» Stated exercise
Provide only the number of lines in the data below that contain the string "idkthreads".

=======

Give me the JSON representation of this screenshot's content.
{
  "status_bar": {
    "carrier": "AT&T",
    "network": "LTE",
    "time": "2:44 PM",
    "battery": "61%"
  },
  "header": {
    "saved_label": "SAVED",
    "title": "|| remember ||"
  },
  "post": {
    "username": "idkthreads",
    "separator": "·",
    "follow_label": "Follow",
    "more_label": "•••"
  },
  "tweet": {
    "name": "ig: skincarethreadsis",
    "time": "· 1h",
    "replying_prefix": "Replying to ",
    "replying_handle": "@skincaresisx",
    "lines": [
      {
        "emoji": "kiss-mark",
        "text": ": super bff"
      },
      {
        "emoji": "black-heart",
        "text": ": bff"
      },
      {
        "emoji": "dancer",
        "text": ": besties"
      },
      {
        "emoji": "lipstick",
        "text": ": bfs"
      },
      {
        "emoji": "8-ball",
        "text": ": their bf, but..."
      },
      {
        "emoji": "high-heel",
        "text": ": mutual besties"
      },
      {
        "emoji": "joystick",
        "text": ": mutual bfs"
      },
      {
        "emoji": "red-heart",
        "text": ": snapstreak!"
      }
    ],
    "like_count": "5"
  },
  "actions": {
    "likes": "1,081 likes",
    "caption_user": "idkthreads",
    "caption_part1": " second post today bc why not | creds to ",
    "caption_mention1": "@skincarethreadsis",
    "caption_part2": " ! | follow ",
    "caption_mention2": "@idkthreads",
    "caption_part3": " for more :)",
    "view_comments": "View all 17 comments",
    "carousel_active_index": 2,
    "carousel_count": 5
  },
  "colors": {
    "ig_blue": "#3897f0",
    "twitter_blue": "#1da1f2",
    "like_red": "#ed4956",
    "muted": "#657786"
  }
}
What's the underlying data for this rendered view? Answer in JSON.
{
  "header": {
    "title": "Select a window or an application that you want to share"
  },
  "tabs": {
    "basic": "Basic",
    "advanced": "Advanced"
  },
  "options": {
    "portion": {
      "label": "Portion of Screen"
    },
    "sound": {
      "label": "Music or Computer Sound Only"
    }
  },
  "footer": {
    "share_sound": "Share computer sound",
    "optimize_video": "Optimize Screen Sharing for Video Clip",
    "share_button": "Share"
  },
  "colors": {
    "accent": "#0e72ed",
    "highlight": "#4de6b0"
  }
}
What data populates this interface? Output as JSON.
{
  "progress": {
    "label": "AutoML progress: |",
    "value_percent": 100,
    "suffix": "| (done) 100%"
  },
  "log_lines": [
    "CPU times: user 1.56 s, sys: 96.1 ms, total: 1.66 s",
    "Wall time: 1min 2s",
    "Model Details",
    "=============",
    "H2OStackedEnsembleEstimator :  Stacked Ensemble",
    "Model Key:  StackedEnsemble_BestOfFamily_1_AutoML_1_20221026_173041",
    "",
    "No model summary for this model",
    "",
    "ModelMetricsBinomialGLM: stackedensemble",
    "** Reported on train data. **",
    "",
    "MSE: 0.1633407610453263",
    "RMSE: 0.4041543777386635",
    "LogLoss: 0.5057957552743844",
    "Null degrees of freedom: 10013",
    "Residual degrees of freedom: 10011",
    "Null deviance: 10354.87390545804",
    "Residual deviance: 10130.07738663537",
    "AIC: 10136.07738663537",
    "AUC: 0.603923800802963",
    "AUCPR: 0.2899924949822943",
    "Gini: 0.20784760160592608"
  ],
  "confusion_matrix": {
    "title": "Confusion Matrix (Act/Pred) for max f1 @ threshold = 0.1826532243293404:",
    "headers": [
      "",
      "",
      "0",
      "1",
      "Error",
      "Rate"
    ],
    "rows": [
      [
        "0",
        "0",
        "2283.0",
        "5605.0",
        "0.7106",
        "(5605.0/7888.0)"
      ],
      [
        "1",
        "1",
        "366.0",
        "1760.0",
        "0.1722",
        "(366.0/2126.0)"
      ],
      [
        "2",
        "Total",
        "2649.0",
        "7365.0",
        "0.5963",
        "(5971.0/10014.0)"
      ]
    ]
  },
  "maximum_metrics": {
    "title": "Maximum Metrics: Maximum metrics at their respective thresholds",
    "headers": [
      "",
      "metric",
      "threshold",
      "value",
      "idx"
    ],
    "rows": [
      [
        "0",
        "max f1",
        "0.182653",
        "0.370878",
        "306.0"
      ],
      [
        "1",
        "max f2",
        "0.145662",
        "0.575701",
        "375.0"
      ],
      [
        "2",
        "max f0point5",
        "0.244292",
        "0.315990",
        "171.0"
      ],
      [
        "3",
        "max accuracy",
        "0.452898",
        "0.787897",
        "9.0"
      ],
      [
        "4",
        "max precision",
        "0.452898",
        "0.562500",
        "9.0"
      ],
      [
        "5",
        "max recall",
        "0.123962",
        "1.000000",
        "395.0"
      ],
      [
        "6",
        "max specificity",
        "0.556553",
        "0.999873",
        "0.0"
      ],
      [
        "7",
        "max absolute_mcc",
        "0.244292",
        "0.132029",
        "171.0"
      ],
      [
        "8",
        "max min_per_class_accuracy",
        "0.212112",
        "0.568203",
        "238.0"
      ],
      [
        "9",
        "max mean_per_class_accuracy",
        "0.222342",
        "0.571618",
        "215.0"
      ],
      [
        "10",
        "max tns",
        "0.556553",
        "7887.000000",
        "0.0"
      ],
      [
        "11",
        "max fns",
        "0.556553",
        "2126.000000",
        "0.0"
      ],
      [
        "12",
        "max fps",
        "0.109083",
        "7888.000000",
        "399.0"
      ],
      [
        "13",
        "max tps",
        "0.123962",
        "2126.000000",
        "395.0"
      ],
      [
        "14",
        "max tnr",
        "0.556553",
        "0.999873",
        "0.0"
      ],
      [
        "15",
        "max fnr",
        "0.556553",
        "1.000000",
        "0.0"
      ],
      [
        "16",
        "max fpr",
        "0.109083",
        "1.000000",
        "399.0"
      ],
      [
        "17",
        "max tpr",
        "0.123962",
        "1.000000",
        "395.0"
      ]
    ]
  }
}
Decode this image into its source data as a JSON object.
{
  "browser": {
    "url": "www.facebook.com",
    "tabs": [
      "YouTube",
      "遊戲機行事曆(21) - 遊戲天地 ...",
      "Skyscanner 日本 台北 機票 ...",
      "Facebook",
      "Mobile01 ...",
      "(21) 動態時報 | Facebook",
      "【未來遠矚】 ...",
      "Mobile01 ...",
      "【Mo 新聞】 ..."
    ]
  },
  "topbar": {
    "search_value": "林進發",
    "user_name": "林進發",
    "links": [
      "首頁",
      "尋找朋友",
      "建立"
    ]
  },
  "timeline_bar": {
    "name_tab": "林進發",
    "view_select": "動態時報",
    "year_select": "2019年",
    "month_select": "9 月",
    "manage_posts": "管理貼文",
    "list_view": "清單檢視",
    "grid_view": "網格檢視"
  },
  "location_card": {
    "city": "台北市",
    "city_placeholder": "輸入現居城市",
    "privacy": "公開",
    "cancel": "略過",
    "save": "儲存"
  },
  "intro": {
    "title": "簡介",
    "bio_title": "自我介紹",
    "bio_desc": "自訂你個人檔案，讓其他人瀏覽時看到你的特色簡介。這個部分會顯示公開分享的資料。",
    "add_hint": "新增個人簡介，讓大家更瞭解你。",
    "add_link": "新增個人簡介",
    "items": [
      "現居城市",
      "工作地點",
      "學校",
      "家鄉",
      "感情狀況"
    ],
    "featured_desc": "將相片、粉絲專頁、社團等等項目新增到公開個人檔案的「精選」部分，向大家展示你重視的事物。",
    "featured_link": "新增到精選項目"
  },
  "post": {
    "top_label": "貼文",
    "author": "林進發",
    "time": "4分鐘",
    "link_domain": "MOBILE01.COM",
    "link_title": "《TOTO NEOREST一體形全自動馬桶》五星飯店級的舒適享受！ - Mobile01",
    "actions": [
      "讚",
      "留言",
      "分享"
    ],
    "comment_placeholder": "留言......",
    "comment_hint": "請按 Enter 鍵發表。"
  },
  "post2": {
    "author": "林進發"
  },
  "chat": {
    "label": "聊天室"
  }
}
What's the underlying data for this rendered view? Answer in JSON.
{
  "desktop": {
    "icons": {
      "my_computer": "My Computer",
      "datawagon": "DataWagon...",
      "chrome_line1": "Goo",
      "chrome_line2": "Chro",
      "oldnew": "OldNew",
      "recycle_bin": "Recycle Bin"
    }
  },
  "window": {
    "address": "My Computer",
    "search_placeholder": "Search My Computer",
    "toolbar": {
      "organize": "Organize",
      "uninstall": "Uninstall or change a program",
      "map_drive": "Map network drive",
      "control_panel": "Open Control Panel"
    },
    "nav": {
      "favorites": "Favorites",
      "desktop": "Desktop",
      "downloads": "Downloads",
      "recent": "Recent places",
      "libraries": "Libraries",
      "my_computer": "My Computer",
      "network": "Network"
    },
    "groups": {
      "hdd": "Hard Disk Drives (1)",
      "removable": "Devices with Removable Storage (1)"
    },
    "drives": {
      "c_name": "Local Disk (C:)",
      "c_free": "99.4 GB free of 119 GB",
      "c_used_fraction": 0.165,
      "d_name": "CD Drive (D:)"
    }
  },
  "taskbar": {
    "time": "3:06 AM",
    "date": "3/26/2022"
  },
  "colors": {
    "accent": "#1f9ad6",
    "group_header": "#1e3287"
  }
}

=======

» Solution below
3